◆ AIM: Lines containing "into" are to be counted. Report the count alone.

[Extracted records]

▼

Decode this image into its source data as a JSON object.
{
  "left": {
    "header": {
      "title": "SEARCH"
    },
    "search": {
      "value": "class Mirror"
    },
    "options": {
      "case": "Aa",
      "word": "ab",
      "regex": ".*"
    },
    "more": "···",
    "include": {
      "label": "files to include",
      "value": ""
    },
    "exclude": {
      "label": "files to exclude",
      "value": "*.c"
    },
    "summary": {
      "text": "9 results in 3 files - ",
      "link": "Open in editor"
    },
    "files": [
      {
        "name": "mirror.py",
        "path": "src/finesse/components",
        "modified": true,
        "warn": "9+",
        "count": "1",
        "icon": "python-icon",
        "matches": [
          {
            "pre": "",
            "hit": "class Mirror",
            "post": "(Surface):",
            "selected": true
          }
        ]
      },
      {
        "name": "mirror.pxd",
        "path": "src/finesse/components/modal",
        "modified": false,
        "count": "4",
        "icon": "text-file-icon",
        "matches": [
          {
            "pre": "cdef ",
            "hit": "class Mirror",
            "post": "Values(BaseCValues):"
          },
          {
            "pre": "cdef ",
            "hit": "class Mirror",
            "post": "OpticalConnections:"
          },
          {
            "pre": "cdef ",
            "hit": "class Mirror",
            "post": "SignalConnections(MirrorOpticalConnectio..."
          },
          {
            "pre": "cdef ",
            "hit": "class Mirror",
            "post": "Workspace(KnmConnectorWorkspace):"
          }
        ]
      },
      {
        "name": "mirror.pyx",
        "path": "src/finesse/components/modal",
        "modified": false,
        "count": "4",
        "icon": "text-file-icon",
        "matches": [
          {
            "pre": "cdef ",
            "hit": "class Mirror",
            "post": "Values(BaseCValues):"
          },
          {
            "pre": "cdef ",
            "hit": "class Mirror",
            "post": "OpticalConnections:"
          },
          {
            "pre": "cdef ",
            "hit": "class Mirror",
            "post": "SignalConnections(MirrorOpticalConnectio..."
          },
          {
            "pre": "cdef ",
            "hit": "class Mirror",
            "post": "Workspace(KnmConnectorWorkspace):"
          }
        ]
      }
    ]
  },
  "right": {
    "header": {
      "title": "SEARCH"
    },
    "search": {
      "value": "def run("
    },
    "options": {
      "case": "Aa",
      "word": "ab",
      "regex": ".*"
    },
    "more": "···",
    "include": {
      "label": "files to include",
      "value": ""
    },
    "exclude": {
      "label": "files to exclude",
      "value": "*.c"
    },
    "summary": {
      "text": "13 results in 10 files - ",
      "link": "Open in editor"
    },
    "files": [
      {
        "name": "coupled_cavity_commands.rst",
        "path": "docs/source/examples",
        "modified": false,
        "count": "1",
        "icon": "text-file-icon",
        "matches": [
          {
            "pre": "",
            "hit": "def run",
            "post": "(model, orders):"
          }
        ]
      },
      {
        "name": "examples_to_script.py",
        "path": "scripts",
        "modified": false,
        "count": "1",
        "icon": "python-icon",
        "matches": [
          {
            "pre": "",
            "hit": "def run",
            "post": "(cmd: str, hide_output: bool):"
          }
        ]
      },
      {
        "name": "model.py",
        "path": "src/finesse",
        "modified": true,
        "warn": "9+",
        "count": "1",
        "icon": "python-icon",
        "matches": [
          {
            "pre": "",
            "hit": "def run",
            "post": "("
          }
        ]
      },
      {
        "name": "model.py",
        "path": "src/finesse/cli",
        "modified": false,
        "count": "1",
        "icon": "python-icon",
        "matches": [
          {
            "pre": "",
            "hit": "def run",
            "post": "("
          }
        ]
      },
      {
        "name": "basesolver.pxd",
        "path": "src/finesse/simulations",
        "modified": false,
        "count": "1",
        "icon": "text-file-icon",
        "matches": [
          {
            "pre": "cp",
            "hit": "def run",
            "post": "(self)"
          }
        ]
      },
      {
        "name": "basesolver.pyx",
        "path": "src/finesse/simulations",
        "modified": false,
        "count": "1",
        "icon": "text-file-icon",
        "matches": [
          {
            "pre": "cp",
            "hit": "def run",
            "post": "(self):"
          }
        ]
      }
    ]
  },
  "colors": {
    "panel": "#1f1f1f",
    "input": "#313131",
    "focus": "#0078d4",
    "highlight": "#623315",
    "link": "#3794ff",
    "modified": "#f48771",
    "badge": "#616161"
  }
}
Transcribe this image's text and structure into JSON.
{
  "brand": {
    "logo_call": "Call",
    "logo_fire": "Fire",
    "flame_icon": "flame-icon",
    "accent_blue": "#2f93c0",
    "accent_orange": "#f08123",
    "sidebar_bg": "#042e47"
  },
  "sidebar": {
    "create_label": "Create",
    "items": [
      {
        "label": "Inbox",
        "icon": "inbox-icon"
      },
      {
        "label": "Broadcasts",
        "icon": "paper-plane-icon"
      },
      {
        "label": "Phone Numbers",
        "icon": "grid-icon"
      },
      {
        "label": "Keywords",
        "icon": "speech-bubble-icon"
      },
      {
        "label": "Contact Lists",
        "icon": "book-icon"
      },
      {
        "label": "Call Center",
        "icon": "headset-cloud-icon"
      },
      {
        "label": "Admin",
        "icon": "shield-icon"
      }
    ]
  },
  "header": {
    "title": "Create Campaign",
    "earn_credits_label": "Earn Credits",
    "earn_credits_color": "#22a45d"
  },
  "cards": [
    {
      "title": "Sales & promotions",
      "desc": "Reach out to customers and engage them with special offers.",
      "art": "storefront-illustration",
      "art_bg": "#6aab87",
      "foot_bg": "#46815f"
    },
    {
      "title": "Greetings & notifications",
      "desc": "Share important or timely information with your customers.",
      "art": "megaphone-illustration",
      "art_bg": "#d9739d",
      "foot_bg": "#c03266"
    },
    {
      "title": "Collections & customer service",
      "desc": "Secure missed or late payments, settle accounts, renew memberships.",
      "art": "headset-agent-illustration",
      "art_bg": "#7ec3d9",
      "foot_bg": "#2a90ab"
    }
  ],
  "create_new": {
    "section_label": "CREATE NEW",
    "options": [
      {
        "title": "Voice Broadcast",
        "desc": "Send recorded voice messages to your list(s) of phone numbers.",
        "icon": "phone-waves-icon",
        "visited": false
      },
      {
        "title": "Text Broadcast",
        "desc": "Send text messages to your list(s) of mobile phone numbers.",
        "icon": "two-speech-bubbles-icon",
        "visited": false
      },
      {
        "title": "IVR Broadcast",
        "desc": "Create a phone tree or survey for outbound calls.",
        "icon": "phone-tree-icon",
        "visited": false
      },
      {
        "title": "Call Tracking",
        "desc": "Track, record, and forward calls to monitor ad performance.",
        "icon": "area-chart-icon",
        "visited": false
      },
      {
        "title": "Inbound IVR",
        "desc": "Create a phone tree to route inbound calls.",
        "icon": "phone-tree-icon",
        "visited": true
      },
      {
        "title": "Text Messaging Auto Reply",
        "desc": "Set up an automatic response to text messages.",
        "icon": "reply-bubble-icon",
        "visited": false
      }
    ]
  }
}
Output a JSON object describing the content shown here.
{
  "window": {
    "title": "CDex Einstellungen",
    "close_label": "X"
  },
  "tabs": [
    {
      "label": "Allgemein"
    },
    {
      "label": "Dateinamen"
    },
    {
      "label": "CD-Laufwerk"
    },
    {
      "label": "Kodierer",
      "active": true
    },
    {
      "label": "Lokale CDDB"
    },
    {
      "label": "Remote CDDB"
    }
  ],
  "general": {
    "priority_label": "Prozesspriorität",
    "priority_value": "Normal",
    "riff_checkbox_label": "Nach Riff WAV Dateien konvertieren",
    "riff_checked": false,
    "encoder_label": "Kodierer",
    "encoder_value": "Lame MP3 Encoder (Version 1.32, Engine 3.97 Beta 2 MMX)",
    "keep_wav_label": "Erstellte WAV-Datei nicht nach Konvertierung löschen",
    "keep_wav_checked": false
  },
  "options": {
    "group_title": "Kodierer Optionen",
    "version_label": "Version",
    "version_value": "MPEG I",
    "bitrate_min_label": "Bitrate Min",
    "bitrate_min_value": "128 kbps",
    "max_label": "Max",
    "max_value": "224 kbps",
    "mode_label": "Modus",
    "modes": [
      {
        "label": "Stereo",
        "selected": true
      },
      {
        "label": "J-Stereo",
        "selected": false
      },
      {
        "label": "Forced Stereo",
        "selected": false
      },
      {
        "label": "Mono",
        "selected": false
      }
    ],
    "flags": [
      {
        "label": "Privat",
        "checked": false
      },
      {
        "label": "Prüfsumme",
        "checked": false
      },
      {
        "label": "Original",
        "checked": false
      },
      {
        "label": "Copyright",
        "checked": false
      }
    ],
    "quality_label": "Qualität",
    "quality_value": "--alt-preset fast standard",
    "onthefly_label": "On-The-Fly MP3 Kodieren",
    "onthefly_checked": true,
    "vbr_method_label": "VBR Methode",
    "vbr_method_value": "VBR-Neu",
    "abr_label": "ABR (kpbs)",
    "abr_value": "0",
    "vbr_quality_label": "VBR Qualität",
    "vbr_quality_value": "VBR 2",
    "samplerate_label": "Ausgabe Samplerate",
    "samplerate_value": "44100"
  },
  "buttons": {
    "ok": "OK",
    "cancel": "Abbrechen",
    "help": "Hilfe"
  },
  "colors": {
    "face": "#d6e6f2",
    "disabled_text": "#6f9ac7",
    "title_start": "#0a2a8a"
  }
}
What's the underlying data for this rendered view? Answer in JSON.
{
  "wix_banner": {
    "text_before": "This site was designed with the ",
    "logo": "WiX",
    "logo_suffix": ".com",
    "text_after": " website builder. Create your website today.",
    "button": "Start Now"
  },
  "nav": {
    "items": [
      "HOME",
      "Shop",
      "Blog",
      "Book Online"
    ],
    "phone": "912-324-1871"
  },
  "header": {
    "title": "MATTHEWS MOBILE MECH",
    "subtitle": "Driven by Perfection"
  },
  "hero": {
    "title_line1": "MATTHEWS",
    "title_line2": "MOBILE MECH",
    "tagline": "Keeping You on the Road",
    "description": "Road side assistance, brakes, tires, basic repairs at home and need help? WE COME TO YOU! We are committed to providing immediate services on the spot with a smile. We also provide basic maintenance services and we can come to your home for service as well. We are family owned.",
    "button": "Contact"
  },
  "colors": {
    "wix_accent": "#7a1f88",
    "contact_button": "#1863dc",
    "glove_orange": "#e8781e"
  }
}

▲

◆ RESULT: 2